__Work required__
Work out the number of lines containing "media". Give that number alone.
________
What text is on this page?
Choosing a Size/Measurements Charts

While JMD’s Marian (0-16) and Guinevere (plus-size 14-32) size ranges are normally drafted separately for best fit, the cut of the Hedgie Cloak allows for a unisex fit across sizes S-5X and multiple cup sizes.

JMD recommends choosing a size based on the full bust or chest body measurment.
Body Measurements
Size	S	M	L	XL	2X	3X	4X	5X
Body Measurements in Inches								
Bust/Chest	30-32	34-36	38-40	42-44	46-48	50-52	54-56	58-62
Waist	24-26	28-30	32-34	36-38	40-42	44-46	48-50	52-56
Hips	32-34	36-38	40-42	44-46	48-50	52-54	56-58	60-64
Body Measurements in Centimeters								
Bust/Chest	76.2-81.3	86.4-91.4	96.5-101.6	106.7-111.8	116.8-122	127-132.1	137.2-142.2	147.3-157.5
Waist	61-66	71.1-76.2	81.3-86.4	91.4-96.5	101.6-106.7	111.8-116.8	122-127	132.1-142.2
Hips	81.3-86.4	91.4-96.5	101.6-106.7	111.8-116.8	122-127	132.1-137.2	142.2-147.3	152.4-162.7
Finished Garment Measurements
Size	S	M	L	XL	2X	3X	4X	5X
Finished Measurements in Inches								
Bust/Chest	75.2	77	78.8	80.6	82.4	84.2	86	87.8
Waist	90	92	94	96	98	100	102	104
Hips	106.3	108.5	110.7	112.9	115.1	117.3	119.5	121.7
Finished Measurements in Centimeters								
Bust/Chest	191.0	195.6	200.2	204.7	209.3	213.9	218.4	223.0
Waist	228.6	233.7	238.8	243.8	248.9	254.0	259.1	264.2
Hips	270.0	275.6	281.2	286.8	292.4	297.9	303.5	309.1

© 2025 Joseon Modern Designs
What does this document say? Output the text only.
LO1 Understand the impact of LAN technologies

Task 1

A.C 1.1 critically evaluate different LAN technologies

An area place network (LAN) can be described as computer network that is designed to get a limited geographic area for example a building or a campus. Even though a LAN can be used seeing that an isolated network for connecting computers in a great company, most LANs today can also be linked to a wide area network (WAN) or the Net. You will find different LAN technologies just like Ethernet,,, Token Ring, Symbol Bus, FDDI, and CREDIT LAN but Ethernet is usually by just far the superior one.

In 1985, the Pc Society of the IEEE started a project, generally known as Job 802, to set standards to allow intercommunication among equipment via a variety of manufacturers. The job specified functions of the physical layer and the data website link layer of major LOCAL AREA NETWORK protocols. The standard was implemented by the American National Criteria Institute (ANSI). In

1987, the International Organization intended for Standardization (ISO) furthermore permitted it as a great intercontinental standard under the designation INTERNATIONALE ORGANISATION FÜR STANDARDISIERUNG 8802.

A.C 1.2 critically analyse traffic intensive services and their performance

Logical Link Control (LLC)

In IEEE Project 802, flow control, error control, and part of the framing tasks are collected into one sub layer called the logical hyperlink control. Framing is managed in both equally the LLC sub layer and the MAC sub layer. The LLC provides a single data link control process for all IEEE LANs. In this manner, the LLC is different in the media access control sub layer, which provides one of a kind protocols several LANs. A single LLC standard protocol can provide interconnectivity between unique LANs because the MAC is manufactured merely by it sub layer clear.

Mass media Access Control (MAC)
________
__Written response__
2